» **To be done**: Beginning with the line where "What text is on this page?" appears, repeat every remaining line of the entries exactly, the last line included.

-- begin Dataset --

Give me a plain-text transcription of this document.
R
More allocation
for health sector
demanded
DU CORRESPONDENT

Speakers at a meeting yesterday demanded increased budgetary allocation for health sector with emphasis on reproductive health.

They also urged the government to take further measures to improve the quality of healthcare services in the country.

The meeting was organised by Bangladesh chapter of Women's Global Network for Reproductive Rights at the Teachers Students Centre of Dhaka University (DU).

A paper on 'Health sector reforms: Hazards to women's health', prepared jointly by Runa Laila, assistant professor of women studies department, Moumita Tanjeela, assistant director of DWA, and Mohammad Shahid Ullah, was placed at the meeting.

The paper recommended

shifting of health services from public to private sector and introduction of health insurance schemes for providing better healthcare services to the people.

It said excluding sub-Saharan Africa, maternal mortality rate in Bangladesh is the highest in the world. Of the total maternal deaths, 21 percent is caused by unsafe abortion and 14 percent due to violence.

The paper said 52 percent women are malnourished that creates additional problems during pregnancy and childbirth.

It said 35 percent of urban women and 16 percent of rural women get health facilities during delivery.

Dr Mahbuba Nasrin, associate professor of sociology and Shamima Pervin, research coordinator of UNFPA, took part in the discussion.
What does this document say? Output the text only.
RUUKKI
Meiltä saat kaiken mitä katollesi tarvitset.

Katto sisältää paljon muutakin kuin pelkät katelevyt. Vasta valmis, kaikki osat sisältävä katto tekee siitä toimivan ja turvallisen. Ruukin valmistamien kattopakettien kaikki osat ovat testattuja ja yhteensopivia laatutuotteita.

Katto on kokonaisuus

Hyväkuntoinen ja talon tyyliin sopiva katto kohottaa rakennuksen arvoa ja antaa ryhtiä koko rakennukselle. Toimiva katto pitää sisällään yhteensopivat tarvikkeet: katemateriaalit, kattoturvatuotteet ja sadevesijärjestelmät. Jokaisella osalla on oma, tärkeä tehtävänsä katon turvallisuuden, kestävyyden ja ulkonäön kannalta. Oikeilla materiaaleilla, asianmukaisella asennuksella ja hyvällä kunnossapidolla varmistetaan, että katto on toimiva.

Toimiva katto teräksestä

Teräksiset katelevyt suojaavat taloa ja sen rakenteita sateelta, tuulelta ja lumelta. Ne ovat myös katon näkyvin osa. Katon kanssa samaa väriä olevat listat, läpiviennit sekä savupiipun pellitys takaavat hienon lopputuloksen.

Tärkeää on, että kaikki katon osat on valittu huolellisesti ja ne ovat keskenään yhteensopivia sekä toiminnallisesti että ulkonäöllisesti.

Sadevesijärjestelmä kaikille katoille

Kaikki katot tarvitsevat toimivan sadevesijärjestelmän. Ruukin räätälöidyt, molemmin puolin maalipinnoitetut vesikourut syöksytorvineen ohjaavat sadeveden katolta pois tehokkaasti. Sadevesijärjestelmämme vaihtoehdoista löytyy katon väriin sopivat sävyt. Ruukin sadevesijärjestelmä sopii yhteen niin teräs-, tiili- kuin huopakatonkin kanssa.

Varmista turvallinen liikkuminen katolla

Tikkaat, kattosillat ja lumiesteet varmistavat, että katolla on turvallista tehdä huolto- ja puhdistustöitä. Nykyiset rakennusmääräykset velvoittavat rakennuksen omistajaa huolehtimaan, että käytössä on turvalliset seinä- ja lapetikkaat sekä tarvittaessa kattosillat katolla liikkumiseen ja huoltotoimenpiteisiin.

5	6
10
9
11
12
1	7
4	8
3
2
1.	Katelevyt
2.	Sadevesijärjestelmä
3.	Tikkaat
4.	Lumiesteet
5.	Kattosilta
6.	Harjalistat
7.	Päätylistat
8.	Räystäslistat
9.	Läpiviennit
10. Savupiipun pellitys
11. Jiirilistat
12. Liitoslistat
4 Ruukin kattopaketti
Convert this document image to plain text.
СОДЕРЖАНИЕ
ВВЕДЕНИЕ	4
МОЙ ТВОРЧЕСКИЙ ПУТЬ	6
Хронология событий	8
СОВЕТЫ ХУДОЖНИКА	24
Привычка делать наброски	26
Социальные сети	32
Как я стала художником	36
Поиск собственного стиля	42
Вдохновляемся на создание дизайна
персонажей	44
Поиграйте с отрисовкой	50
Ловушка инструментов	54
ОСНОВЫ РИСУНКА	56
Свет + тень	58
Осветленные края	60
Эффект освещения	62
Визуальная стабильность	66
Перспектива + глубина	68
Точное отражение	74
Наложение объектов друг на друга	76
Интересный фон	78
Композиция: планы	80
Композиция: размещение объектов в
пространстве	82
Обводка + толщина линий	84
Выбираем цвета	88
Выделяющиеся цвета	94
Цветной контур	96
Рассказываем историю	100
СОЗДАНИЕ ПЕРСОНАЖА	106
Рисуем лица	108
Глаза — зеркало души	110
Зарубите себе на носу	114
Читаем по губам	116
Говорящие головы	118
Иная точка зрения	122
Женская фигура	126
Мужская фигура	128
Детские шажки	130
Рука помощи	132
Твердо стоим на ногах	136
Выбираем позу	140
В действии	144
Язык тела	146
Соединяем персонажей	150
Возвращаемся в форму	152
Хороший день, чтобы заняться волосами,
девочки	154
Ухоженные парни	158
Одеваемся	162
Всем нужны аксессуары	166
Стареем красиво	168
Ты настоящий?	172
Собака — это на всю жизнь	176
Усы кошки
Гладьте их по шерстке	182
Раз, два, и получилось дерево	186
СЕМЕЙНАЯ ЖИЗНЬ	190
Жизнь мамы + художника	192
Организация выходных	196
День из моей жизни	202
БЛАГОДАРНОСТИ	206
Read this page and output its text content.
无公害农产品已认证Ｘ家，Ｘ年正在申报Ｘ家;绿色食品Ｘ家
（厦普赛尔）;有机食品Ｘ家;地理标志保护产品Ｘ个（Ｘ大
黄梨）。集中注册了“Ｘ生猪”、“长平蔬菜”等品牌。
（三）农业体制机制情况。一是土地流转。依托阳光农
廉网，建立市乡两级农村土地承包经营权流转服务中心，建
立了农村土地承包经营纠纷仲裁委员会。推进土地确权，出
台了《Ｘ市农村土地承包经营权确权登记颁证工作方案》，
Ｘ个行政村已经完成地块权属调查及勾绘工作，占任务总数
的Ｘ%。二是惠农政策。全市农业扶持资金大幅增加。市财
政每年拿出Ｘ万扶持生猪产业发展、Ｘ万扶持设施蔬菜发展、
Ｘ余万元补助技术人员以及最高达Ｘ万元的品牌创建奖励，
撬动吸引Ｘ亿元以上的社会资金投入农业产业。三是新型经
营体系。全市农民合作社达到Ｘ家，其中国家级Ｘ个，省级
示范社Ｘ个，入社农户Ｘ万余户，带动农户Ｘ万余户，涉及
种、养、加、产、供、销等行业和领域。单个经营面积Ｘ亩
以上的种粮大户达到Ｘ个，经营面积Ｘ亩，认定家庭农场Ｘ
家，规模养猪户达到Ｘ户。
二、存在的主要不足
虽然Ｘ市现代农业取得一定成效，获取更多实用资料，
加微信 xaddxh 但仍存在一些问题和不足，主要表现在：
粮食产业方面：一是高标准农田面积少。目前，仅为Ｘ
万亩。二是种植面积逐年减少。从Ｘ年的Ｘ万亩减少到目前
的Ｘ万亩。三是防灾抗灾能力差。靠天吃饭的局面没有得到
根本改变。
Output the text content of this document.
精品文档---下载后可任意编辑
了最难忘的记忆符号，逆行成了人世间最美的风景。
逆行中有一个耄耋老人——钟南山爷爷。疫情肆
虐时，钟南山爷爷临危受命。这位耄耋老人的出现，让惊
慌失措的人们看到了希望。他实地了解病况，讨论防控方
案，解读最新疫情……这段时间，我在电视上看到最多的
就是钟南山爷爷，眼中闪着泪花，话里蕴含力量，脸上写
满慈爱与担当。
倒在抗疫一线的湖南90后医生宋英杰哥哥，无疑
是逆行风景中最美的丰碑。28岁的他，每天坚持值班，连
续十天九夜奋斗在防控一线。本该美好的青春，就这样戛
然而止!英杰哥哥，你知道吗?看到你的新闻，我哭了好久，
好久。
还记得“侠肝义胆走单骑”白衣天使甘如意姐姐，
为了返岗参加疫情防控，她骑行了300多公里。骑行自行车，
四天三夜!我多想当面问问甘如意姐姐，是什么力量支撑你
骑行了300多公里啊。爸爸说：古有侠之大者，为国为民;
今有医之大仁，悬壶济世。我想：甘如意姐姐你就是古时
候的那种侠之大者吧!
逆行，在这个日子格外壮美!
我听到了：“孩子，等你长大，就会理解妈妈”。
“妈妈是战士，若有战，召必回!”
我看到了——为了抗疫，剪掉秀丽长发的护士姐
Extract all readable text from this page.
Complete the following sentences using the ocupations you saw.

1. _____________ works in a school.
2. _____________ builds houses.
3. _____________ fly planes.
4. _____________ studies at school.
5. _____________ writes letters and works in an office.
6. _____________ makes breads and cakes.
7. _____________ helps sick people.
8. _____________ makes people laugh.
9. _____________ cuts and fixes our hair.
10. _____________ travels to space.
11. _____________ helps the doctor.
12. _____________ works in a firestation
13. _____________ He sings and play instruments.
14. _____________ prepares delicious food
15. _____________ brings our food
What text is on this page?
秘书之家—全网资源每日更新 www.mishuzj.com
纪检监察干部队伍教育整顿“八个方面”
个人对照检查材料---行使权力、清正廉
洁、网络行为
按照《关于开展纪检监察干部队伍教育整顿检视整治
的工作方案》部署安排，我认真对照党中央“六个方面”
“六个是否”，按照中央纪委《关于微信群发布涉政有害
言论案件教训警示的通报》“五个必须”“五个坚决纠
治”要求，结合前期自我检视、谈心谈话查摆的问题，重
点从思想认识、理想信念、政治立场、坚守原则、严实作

-- end Dataset --

» **Task solution**:
What text is on this page?
秘书之家—全网资源每日更新 www.mishuzj.com
纪检监察干部队伍教育整顿“八个方面”
个人对照检查材料---行使权力、清正廉
洁、网络行为
按照《关于开展纪检监察干部队伍教育整顿检视整治
的工作方案》部署安排，我认真对照党中央“六个方面”
“六个是否”，按照中央纪委《关于微信群发布涉政有害
言论案件教训警示的通报》“五个必须”“五个坚决纠
治”要求，结合前期自我检视、谈心谈话查摆的问题，重
点从思想认识、理想信念、政治立场、坚守原则、严实作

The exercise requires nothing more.